_Exercise task:_ The records below are to be quoted in full; please keep every word exact.

begin Entries provided

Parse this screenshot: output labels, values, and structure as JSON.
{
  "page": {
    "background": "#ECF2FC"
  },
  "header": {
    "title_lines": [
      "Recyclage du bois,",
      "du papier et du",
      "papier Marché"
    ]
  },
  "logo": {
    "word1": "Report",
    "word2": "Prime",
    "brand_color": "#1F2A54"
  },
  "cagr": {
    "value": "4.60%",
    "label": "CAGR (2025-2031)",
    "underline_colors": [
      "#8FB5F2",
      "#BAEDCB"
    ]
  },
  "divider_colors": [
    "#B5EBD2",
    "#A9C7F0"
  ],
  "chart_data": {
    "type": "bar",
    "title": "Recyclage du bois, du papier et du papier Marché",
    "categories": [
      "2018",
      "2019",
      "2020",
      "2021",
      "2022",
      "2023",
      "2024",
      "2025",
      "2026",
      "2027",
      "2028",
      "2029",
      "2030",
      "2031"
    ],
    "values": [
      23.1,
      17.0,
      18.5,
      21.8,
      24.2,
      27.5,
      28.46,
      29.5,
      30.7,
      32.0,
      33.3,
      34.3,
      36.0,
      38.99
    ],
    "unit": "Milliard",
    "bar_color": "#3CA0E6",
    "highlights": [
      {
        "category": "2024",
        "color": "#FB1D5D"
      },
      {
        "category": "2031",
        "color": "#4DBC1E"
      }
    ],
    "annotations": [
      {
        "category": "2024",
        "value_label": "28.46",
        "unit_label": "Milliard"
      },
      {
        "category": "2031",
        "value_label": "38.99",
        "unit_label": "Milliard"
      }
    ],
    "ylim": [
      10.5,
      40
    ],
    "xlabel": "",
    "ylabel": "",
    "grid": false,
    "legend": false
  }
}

end Entries provided

_Final result:_
Parse this screenshot: output labels, values, and structure as JSON.
{
  "page": {
    "background": "#ECF2FC"
  },
  "header": {
    "title_lines": [
      "Recyclage du bois,",
      "du papier et du",
      "papier Marché"
    ]
  },
  "logo": {
    "word1": "Report",
    "word2": "Prime",
    "brand_color": "#1F2A54"
  },
  "cagr": {
    "value": "4.60%",
    "label": "CAGR (2025-2031)",
    "underline_colors": [
      "#8FB5F2",
      "#BAEDCB"
    ]
  },
  "divider_colors": [
    "#B5EBD2",
    "#A9C7F0"
  ],
  "chart_data": {
    "type": "bar",
    "title": "Recyclage du bois, du papier et du papier Marché",
    "categories": [
      "2018",
      "2019",
      "2020",
      "2021",
      "2022",
      "2023",
      "2024",
      "2025",
      "2026",
      "2027",
      "2028",
      "2029",
      "2030",
      "2031"
    ],
    "values": [
      23.1,
      17.0,
      18.5,
      21.8,
      24.2,
      27.5,
      28.46,
      29.5,
      30.7,
      32.0,
      33.3,
      34.3,
      36.0,
      38.99
    ],
    "unit": "Milliard",
    "bar_color": "#3CA0E6",
    "highlights": [
      {
        "category": "2024",
        "color": "#FB1D5D"
      },
      {
        "category": "2031",
        "color": "#4DBC1E"
      }
    ],
    "annotations": [
      {
        "category": "2024",
        "value_label": "28.46",
        "unit_label": "Milliard"
      },
      {
        "category": "2031",
        "value_label": "38.99",
        "unit_label": "Milliard"
      }
    ],
    "ylim": [
      10.5,
      40
    ],
    "xlabel": "",
    "ylabel": "",
    "grid": false,
    "legend": false
  }
}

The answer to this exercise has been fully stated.